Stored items

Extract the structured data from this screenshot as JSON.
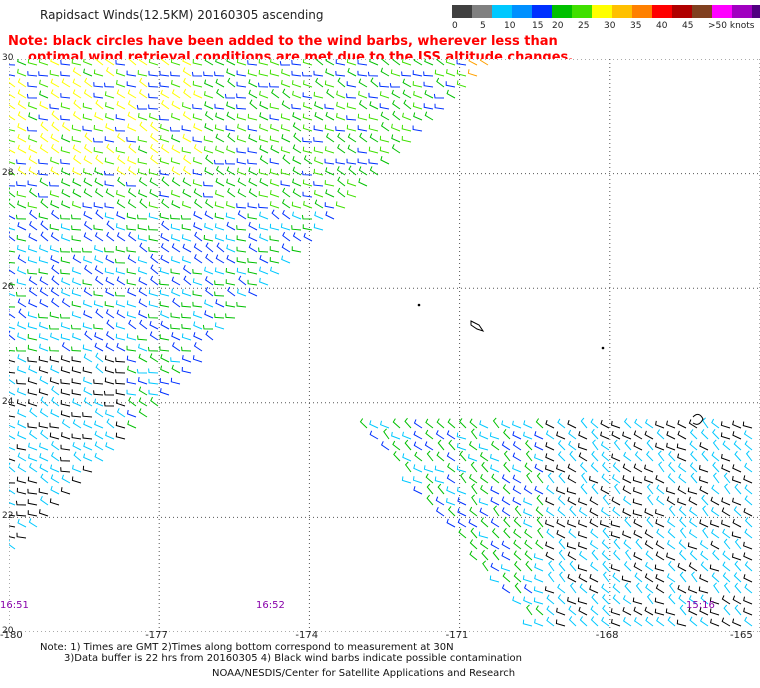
{
  "title": "Rapidsact Winds(12.5KM) 20160305 ascending",
  "note_line1": "Note: black circles have been added to the wind barbs, wherever less than",
  "note_line2": "optimal wind retrieval conditions are met due to the ISS altitude changes.",
  "scale": {
    "colors": [
      "#404040",
      "#808080",
      "#00c8ff",
      "#0090ff",
      "#0030ff",
      "#00c000",
      "#40e000",
      "#ffff00",
      "#ffc000",
      "#ff8000",
      "#ff0000",
      "#b00000",
      "#804020",
      "#ff00ff",
      "#a000c0",
      "#500080"
    ],
    "labels": [
      "0",
      "5",
      "10",
      "15",
      "20",
      "25",
      "30",
      "35",
      "40",
      "45",
      ">50 knots"
    ]
  },
  "lat_labels": [
    "30",
    "28",
    "26",
    "24",
    "22",
    "20"
  ],
  "lon_labels": [
    "-180",
    "-177",
    "-174",
    "-171",
    "-168",
    "-165"
  ],
  "times": [
    "16:51",
    "16:52",
    "15:16"
  ],
  "footer_note1": "Note: 1) Times are GMT 2)Times along bottom correspond to measurement at 30N",
  "footer_note2": "3)Data buffer is 22 hrs from 20160305 4) Black wind barbs indicate possible contamination",
  "credit": "NOAA/NESDIS/Center for Satellite Applications and Research",
  "map": {
    "lon_range": [
      -180,
      -165
    ],
    "lat_range": [
      20,
      30
    ],
    "barb_colors": {
      "light_blue": "#00c8ff",
      "blue": "#0030ff",
      "green": "#00c000",
      "light_green": "#40e000",
      "yellow": "#ffff00",
      "orange": "#ffa000",
      "black": "#000000"
    }
  }
}
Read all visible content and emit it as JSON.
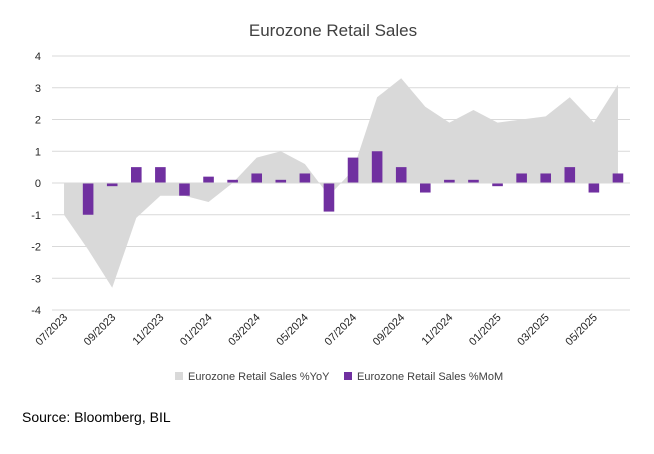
{
  "chart_data": {
    "type": "bar",
    "title": "Eurozone Retail Sales",
    "xlabel": "",
    "ylabel": "",
    "ylim": [
      -4,
      4
    ],
    "yticks": [
      -4,
      -3,
      -2,
      -1,
      0,
      1,
      2,
      3,
      4
    ],
    "grid": true,
    "legend_position": "bottom",
    "categories": [
      "07/2023",
      "08/2023",
      "09/2023",
      "10/2023",
      "11/2023",
      "12/2023",
      "01/2024",
      "02/2024",
      "03/2024",
      "04/2024",
      "05/2024",
      "06/2024",
      "07/2024",
      "08/2024",
      "09/2024",
      "10/2024",
      "11/2024",
      "12/2024",
      "01/2025",
      "02/2025",
      "03/2025",
      "04/2025",
      "05/2025",
      "06/2025"
    ],
    "tick_labels": [
      "07/2023",
      "09/2023",
      "11/2023",
      "01/2024",
      "03/2024",
      "05/2024",
      "07/2024",
      "09/2024",
      "11/2024",
      "01/2025",
      "03/2025",
      "05/2025"
    ],
    "series": [
      {
        "name": "Eurozone Retail Sales %YoY",
        "kind": "area",
        "color": "#d9d9d9",
        "values": [
          -1.0,
          -2.1,
          -3.3,
          -1.1,
          -0.4,
          -0.4,
          -0.6,
          0.0,
          0.8,
          1.0,
          0.6,
          -0.4,
          0.4,
          2.7,
          3.3,
          2.4,
          1.9,
          2.3,
          1.9,
          2.0,
          2.1,
          2.7,
          1.9,
          3.1
        ]
      },
      {
        "name": "Eurozone Retail Sales %MoM",
        "kind": "bar",
        "color": "#7030a0",
        "values": [
          null,
          -1.0,
          -0.1,
          0.5,
          0.5,
          -0.4,
          0.2,
          0.1,
          0.3,
          0.1,
          0.3,
          -0.9,
          0.8,
          1.0,
          0.5,
          -0.3,
          0.1,
          0.1,
          -0.1,
          0.3,
          0.3,
          0.5,
          -0.3,
          0.3
        ]
      }
    ]
  },
  "source": "Source: Bloomberg, BIL"
}
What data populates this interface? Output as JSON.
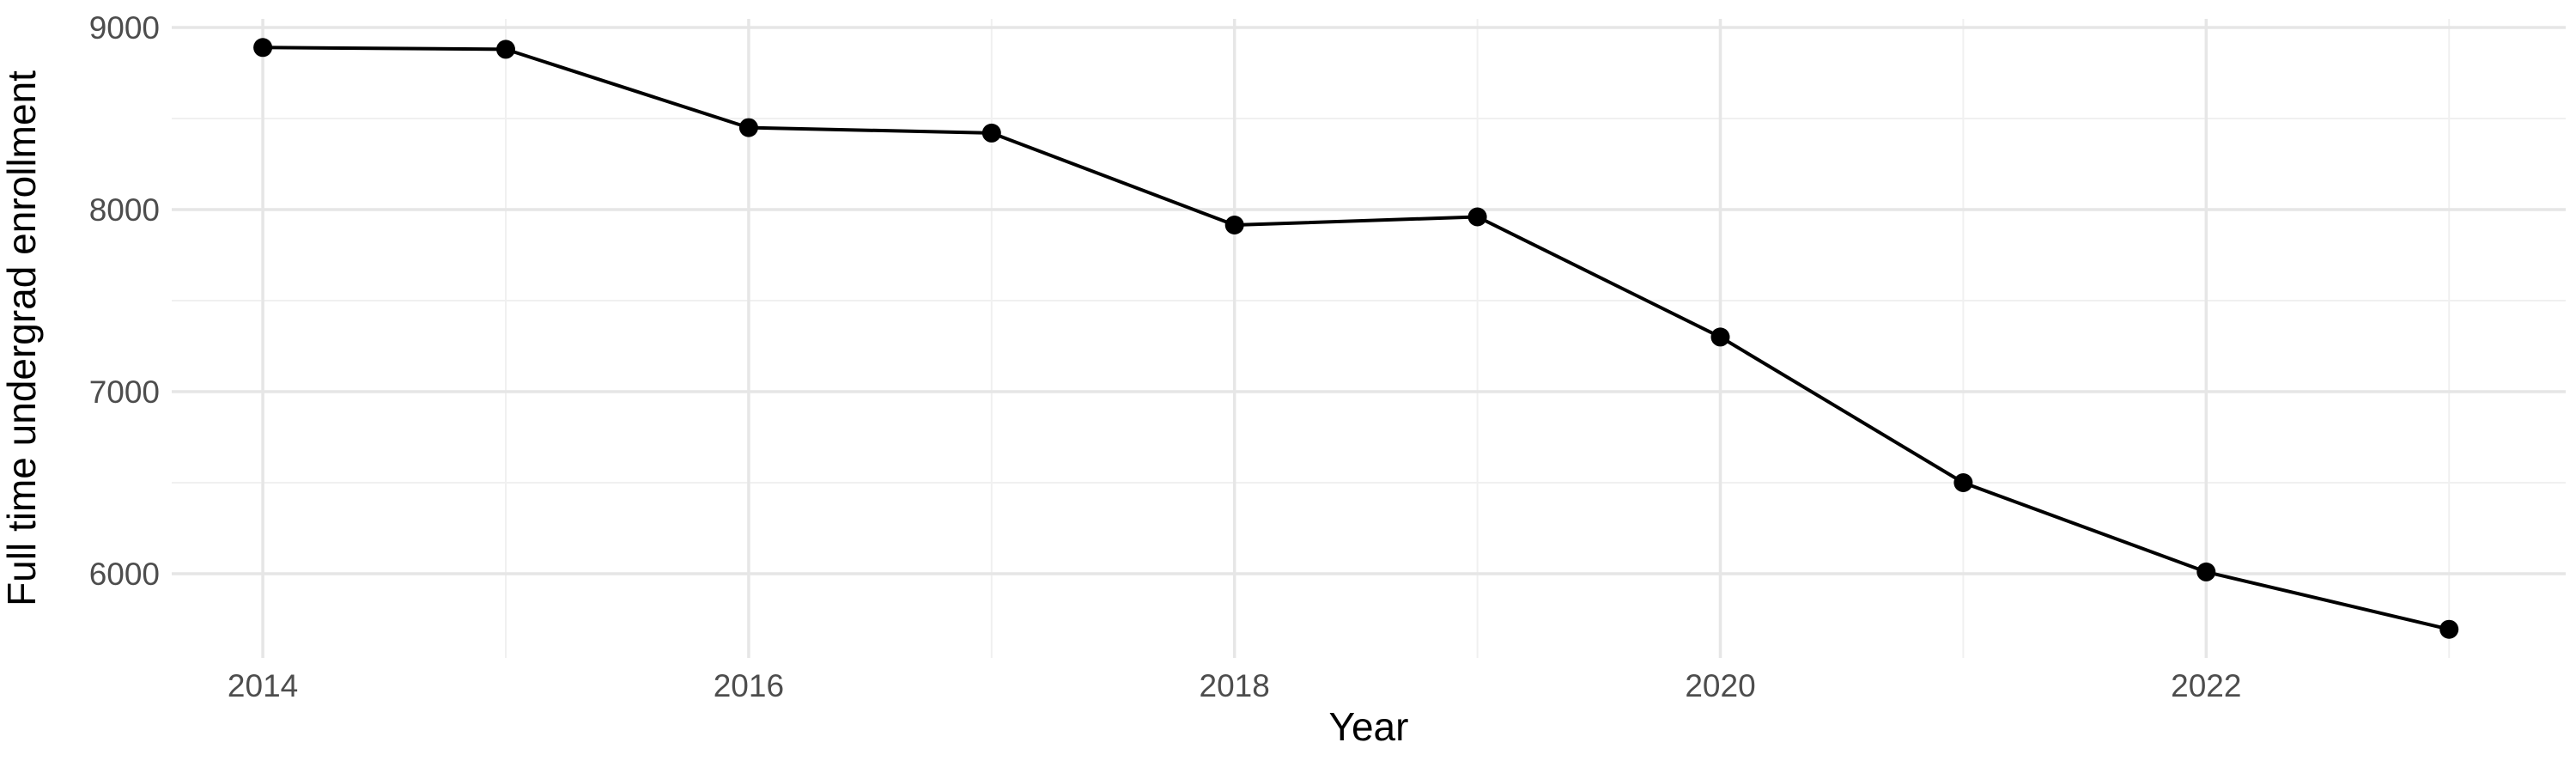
{
  "chart_data": {
    "type": "line",
    "title": "",
    "xlabel": "Year",
    "ylabel": "Full time undergrad enrollment",
    "x": [
      2014,
      2015,
      2016,
      2017,
      2018,
      2019,
      2020,
      2021,
      2022,
      2023
    ],
    "series": [
      {
        "name": "Full time undergrad enrollment",
        "values": [
          8890,
          8880,
          8450,
          8420,
          7915,
          7960,
          7300,
          6500,
          6010,
          5695
        ]
      }
    ],
    "x_tick_labels": [
      "2014",
      "2016",
      "2018",
      "2020",
      "2022"
    ],
    "x_major_ticks": [
      2014,
      2016,
      2018,
      2020,
      2022
    ],
    "x_minor_ticks": [
      2015,
      2017,
      2019,
      2021,
      2023
    ],
    "y_tick_labels": [
      "9000",
      "8000",
      "7000",
      "6000"
    ],
    "y_major_ticks": [
      9000,
      8000,
      7000,
      6000
    ],
    "y_minor_ticks": [
      8500,
      7500,
      6500
    ],
    "x_range": [
      2013.625,
      2023.48
    ],
    "y_range": [
      5538,
      9047
    ],
    "grid": true,
    "legend": false,
    "marker": "circle",
    "colors": {
      "line": "#000000",
      "point": "#000000",
      "grid_major": "#e6e6e6",
      "grid_minor": "#f0f0f0",
      "tick_label": "#4d4d4d",
      "axis_title": "#000000",
      "background": "#ffffff"
    }
  }
}
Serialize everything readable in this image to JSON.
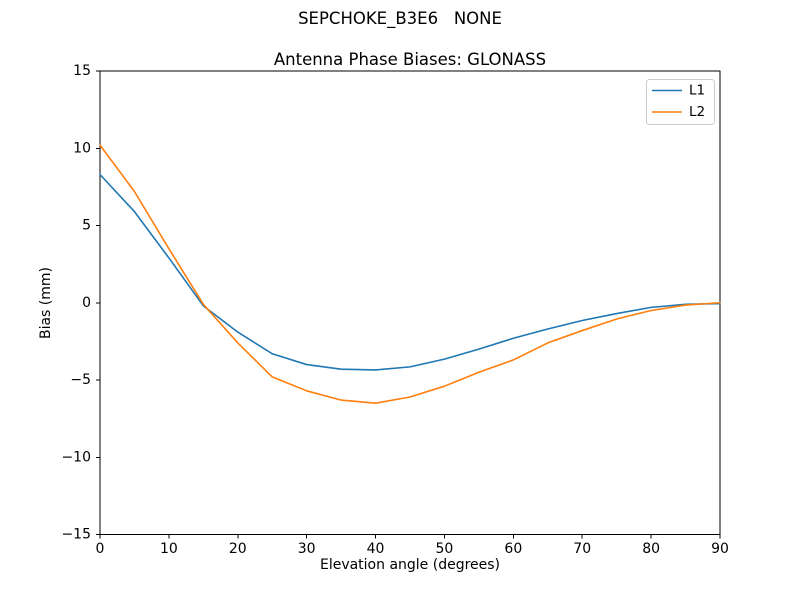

Aim of the task: Leave the pictures out and write out every entry exactly as given.

Exercise response:
Extract the structured data from this screenshot as JSON.
{
  "title": "Rapidsact Winds(12.5KM) 20160305 ascending",
  "note_line1": "Note: black circles have been added to the wind barbs, wherever less than",
  "note_line2": "optimal wind retrieval conditions are met due to the ISS altitude changes.",
  "scale": {
    "colors": [
      "#404040",
      "#808080",
      "#00c8ff",
      "#0090ff",
      "#0030ff",
      "#00c000",
      "#40e000",
      "#ffff00",
      "#ffc000",
      "#ff8000",
      "#ff0000",
      "#b00000",
      "#804020",
      "#ff00ff",
      "#a000c0",
      "#500080"
    ],
    "labels": [
      "0",
      "5",
      "10",
      "15",
      "20",
      "25",
      "30",
      "35",
      "40",
      "45",
      ">50 knots"
    ]
  },
  "lat_labels": [
    "30",
    "28",
    "26",
    "24",
    "22",
    "20"
  ],
  "lon_labels": [
    "-180",
    "-177",
    "-174",
    "-171",
    "-168",
    "-165"
  ],
  "times": [
    "16:51",
    "16:52",
    "15:16"
  ],
  "footer_note1": "Note: 1) Times are GMT 2)Times along bottom correspond to measurement at 30N",
  "footer_note2": "3)Data buffer is 22 hrs from 20160305 4) Black wind barbs indicate possible contamination",
  "credit": "NOAA/NESDIS/Center for Satellite Applications and Research",
  "map": {
    "lon_range": [
      -180,
      -165
    ],
    "lat_range": [
      20,
      30
    ],
    "barb_colors": {
      "light_blue": "#00c8ff",
      "blue": "#0030ff",
      "green": "#00c000",
      "light_green": "#40e000",
      "yellow": "#ffff00",
      "orange": "#ffa000",
      "black": "#000000"
    }
  }
}
Read all visible content and emit it as JSON.
{
  "chart_data": {
    "type": "bar",
    "title": "Eurozone Retail Sales",
    "xlabel": "",
    "ylabel": "",
    "ylim": [
      -4,
      4
    ],
    "yticks": [
      -4,
      -3,
      -2,
      -1,
      0,
      1,
      2,
      3,
      4
    ],
    "grid": true,
    "legend_position": "bottom",
    "categories": [
      "07/2023",
      "08/2023",
      "09/2023",
      "10/2023",
      "11/2023",
      "12/2023",
      "01/2024",
      "02/2024",
      "03/2024",
      "04/2024",
      "05/2024",
      "06/2024",
      "07/2024",
      "08/2024",
      "09/2024",
      "10/2024",
      "11/2024",
      "12/2024",
      "01/2025",
      "02/2025",
      "03/2025",
      "04/2025",
      "05/2025",
      "06/2025"
    ],
    "tick_labels": [
      "07/2023",
      "09/2023",
      "11/2023",
      "01/2024",
      "03/2024",
      "05/2024",
      "07/2024",
      "09/2024",
      "11/2024",
      "01/2025",
      "03/2025",
      "05/2025"
    ],
    "series": [
      {
        "name": "Eurozone Retail Sales %YoY",
        "kind": "area",
        "color": "#d9d9d9",
        "values": [
          -1.0,
          -2.1,
          -3.3,
          -1.1,
          -0.4,
          -0.4,
          -0.6,
          0.0,
          0.8,
          1.0,
          0.6,
          -0.4,
          0.4,
          2.7,
          3.3,
          2.4,
          1.9,
          2.3,
          1.9,
          2.0,
          2.1,
          2.7,
          1.9,
          3.1
        ]
      },
      {
        "name": "Eurozone Retail Sales %MoM",
        "kind": "bar",
        "color": "#7030a0",
        "values": [
          null,
          -1.0,
          -0.1,
          0.5,
          0.5,
          -0.4,
          0.2,
          0.1,
          0.3,
          0.1,
          0.3,
          -0.9,
          0.8,
          1.0,
          0.5,
          -0.3,
          0.1,
          0.1,
          -0.1,
          0.3,
          0.3,
          0.5,
          -0.3,
          0.3
        ]
      }
    ]
  },
  "source": "Source: Bloomberg, BIL"
}
What data populates this interface? Output as JSON.
{
  "chart_data": {
    "type": "line",
    "title": "",
    "xlabel": "Year",
    "ylabel": "Full time undergrad enrollment",
    "x": [
      2014,
      2015,
      2016,
      2017,
      2018,
      2019,
      2020,
      2021,
      2022,
      2023
    ],
    "series": [
      {
        "name": "Full time undergrad enrollment",
        "values": [
          8890,
          8880,
          8450,
          8420,
          7915,
          7960,
          7300,
          6500,
          6010,
          5695
        ]
      }
    ],
    "x_tick_labels": [
      "2014",
      "2016",
      "2018",
      "2020",
      "2022"
    ],
    "x_major_ticks": [
      2014,
      2016,
      2018,
      2020,
      2022
    ],
    "x_minor_ticks": [
      2015,
      2017,
      2019,
      2021,
      2023
    ],
    "y_tick_labels": [
      "9000",
      "8000",
      "7000",
      "6000"
    ],
    "y_major_ticks": [
      9000,
      8000,
      7000,
      6000
    ],
    "y_minor_ticks": [
      8500,
      7500,
      6500
    ],
    "x_range": [
      2013.625,
      2023.48
    ],
    "y_range": [
      5538,
      9047
    ],
    "grid": true,
    "legend": false,
    "marker": "circle",
    "colors": {
      "line": "#000000",
      "point": "#000000",
      "grid_major": "#e6e6e6",
      "grid_minor": "#f0f0f0",
      "tick_label": "#4d4d4d",
      "axis_title": "#000000",
      "background": "#ffffff"
    }
  }
}
Serialize everything readable in this image to JSON.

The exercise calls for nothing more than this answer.